**Task goal:**
Count only the lines of the records that hold "wave", then give the number without any other words.

━━━━━ Source records ━━━━━

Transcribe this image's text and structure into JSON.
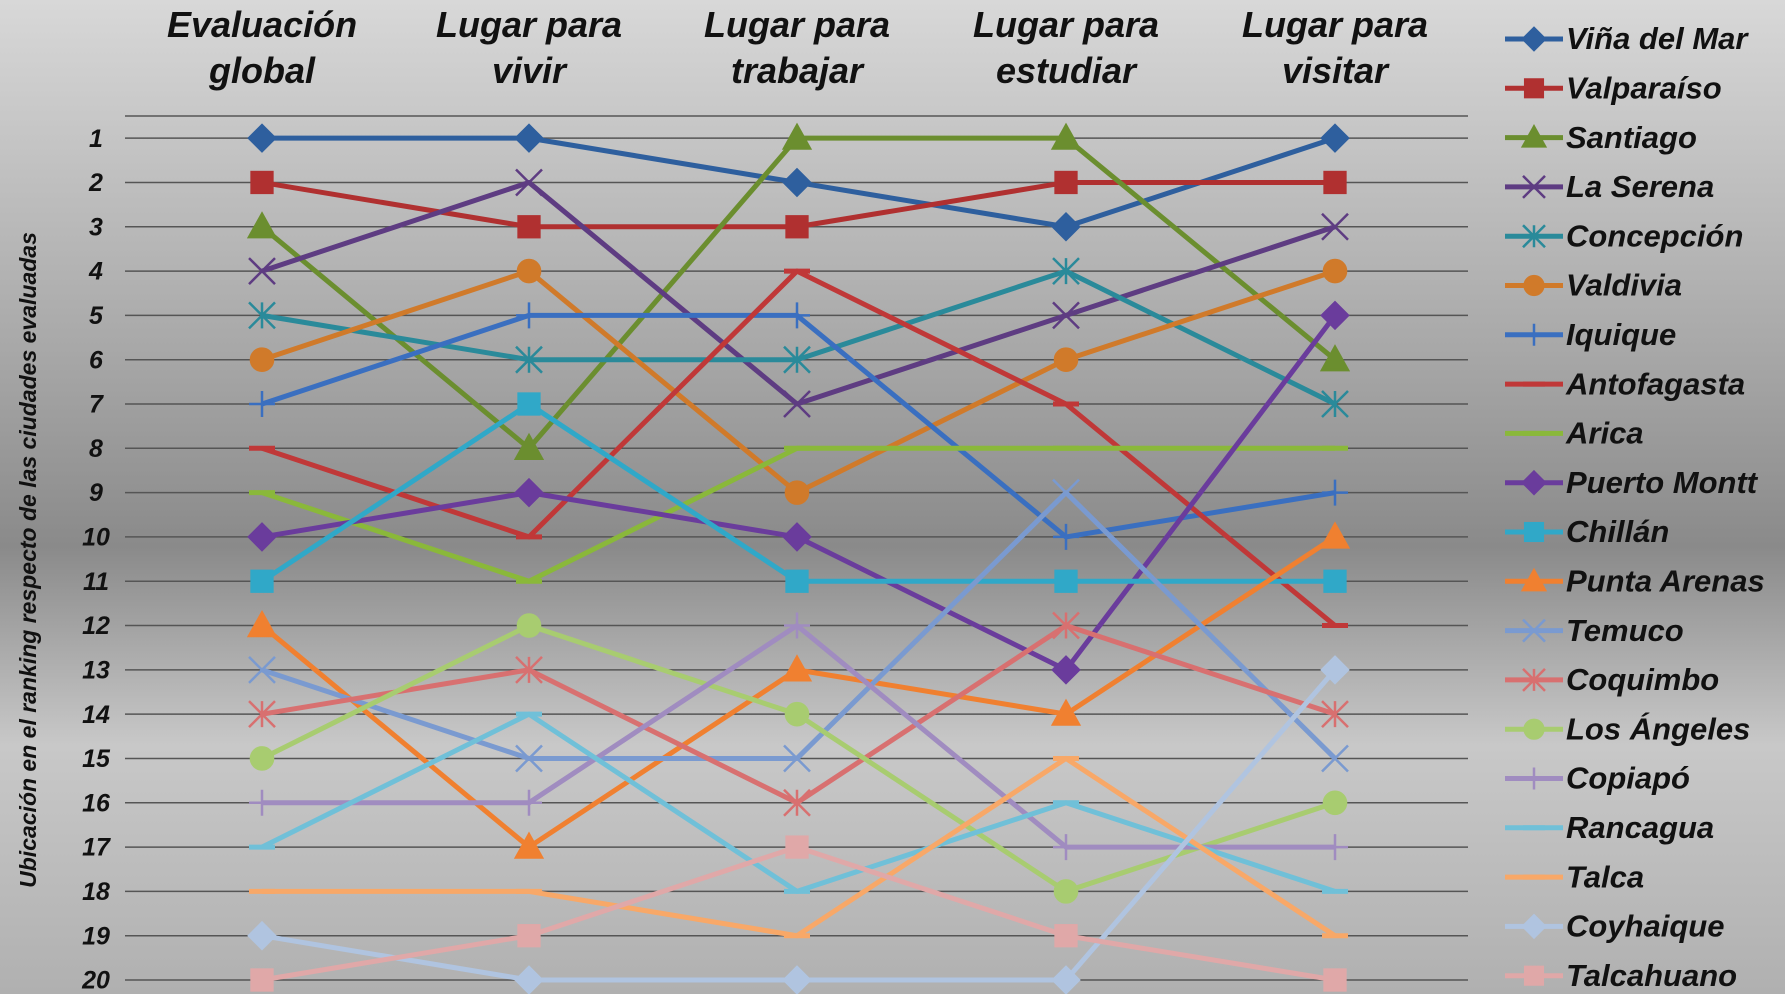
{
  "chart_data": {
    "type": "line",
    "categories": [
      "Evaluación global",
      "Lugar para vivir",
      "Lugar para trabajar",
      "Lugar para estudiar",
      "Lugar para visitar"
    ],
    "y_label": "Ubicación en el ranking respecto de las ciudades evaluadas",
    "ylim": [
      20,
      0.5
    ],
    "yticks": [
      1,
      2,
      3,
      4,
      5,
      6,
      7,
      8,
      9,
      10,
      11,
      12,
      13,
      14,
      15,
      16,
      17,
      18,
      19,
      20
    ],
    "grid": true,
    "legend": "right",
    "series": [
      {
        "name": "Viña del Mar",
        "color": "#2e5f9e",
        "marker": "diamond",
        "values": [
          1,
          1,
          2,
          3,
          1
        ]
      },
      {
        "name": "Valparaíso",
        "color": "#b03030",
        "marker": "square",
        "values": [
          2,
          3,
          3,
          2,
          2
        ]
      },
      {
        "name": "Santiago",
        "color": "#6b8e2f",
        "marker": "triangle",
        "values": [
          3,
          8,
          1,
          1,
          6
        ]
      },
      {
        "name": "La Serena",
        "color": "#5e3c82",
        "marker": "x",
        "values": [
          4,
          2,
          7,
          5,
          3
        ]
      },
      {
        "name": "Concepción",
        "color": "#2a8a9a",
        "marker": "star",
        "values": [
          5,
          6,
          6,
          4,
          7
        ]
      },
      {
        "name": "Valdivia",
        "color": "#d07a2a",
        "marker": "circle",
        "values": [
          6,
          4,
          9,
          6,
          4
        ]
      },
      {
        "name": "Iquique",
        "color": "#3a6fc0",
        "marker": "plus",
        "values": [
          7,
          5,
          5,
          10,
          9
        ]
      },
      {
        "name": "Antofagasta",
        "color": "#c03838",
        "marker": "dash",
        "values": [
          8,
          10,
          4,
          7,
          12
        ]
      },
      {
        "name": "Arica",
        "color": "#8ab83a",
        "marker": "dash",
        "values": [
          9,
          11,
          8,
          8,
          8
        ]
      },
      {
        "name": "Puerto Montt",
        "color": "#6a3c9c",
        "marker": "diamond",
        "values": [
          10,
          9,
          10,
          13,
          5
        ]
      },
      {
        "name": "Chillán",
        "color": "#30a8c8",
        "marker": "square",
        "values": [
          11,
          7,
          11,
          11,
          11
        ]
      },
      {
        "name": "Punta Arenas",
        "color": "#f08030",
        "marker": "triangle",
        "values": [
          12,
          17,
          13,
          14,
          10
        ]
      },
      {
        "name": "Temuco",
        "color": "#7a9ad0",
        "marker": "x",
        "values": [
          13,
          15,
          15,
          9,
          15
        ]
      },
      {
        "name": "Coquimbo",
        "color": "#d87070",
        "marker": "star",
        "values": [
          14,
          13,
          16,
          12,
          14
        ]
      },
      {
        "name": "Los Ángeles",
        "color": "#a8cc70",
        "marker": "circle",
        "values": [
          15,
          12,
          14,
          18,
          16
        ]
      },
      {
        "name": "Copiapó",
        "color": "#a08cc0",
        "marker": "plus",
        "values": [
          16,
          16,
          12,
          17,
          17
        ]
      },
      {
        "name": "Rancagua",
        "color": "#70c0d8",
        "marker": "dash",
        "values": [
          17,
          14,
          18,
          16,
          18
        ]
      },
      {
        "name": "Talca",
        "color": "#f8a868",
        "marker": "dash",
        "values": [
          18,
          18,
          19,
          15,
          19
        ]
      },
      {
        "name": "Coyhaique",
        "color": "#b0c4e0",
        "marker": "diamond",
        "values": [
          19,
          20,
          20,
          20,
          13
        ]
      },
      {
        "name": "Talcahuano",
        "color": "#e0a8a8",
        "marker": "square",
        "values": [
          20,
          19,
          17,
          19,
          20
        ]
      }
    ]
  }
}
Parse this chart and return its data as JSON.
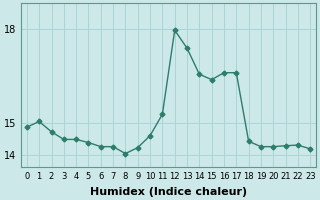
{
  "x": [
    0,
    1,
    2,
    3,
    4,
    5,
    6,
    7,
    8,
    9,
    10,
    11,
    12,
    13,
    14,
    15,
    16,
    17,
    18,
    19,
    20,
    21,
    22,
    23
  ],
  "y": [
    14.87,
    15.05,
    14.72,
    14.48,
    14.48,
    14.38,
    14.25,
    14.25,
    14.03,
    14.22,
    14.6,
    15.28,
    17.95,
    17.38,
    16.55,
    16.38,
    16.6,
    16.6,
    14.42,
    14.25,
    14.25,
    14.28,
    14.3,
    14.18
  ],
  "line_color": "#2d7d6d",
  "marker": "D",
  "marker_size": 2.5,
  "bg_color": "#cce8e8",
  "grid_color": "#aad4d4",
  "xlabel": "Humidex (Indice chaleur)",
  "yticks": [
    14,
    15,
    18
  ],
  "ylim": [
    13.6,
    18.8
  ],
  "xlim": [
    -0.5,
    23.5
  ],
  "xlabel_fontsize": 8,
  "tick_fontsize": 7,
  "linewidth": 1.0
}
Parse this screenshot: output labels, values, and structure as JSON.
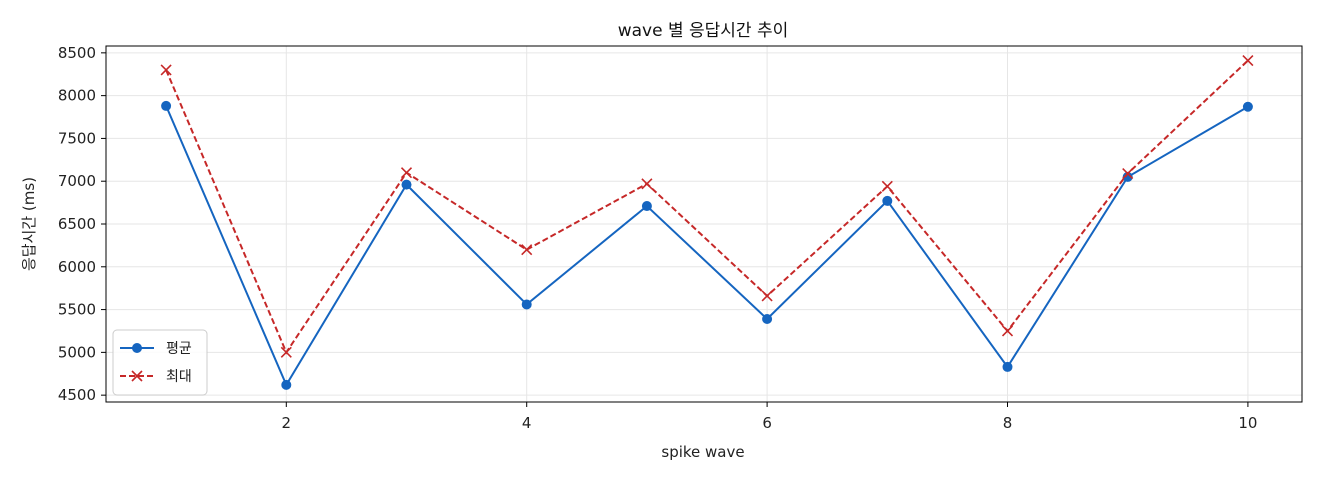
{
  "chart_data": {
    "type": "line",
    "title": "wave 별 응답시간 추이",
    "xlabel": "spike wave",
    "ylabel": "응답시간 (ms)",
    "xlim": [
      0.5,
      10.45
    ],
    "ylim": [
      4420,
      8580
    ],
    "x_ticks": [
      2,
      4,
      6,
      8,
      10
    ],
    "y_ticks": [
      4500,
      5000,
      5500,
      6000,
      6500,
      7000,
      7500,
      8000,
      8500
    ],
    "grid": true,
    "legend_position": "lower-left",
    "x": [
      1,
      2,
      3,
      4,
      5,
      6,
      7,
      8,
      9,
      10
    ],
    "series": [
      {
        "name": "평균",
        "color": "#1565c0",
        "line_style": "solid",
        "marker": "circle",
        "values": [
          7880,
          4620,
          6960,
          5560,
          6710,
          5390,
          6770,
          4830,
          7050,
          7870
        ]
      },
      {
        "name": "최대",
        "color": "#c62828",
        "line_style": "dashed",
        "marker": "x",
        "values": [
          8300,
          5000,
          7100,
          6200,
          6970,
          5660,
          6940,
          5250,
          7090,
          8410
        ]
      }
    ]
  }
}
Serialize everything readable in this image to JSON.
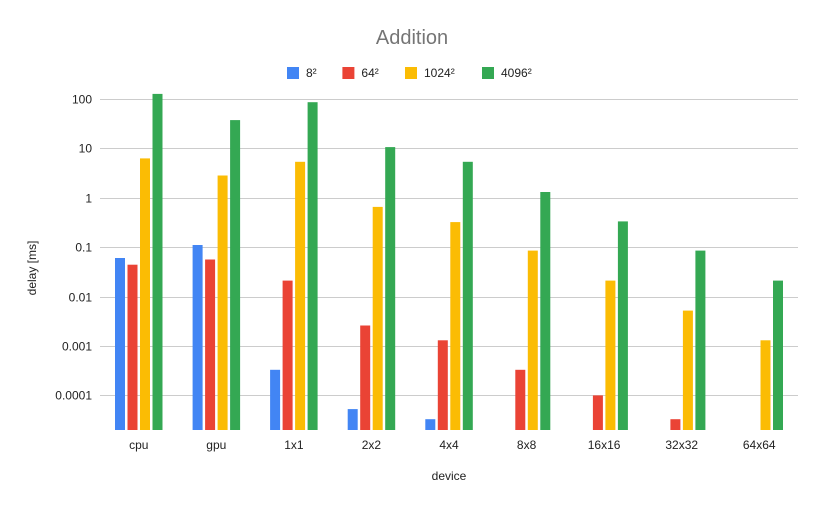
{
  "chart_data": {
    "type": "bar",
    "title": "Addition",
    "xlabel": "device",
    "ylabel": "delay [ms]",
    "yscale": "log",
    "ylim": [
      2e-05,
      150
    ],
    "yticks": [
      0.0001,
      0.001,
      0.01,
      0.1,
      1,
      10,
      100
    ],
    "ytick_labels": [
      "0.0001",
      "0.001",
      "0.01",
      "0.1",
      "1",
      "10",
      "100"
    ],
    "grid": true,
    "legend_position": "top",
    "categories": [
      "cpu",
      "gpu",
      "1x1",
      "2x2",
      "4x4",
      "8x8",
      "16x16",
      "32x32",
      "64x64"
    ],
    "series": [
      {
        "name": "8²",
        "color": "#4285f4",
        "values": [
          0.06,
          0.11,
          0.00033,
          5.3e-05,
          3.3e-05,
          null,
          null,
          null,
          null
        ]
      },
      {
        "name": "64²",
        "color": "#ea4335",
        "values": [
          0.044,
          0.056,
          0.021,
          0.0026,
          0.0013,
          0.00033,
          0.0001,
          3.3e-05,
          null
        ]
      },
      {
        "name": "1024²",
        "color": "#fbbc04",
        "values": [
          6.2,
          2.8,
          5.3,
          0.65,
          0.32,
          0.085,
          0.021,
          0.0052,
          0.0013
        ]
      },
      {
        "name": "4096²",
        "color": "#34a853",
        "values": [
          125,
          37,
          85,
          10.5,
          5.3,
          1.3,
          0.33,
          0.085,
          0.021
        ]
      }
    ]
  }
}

━━━━━

**Complete output:**
2